### WHAT THE EXERCISE ASKS:
Restate the full set of records exactly, without adding or dropping a word.

### SUPPLIED DATA:
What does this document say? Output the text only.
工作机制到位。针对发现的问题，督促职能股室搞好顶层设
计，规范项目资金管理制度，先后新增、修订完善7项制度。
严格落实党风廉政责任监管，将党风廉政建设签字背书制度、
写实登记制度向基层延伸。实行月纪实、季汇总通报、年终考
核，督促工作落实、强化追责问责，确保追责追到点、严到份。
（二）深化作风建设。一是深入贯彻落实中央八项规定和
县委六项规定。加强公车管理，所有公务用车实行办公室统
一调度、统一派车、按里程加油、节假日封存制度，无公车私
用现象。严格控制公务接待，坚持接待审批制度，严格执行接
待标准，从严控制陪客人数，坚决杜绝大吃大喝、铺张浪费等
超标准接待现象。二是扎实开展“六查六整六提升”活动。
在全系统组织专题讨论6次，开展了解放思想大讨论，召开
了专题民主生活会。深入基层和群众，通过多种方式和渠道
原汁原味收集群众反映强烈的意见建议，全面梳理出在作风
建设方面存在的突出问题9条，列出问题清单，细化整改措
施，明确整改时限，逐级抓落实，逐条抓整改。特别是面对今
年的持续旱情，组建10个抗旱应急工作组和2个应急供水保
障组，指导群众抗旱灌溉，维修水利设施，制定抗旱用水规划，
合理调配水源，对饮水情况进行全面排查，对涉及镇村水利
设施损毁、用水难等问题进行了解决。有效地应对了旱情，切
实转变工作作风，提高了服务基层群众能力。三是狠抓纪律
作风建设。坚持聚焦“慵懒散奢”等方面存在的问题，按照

### RESULT OF THIS TASK:
What does this document say? Output the text only.
工作机制到位。针对发现的问题，督促职能股室搞好顶层设
计，规范项目资金管理制度，先后新增、修订完善7项制度。
严格落实党风廉政责任监管，将党风廉政建设签字背书制度、
写实登记制度向基层延伸。实行月纪实、季汇总通报、年终考
核，督促工作落实、强化追责问责，确保追责追到点、严到份。
（二）深化作风建设。一是深入贯彻落实中央八项规定和
县委六项规定。加强公车管理，所有公务用车实行办公室统
一调度、统一派车、按里程加油、节假日封存制度，无公车私
用现象。严格控制公务接待，坚持接待审批制度，严格执行接
待标准，从严控制陪客人数，坚决杜绝大吃大喝、铺张浪费等
超标准接待现象。二是扎实开展“六查六整六提升”活动。
在全系统组织专题讨论6次，开展了解放思想大讨论，召开
了专题民主生活会。深入基层和群众，通过多种方式和渠道
原汁原味收集群众反映强烈的意见建议，全面梳理出在作风
建设方面存在的突出问题9条，列出问题清单，细化整改措
施，明确整改时限，逐级抓落实，逐条抓整改。特别是面对今
年的持续旱情，组建10个抗旱应急工作组和2个应急供水保
障组，指导群众抗旱灌溉，维修水利设施，制定抗旱用水规划，
合理调配水源，对饮水情况进行全面排查，对涉及镇村水利
设施损毁、用水难等问题进行了解决。有效地应对了旱情，切
实转变工作作风，提高了服务基层群众能力。三是狠抓纪律
作风建设。坚持聚焦“慵懒散奢”等方面存在的问题，按照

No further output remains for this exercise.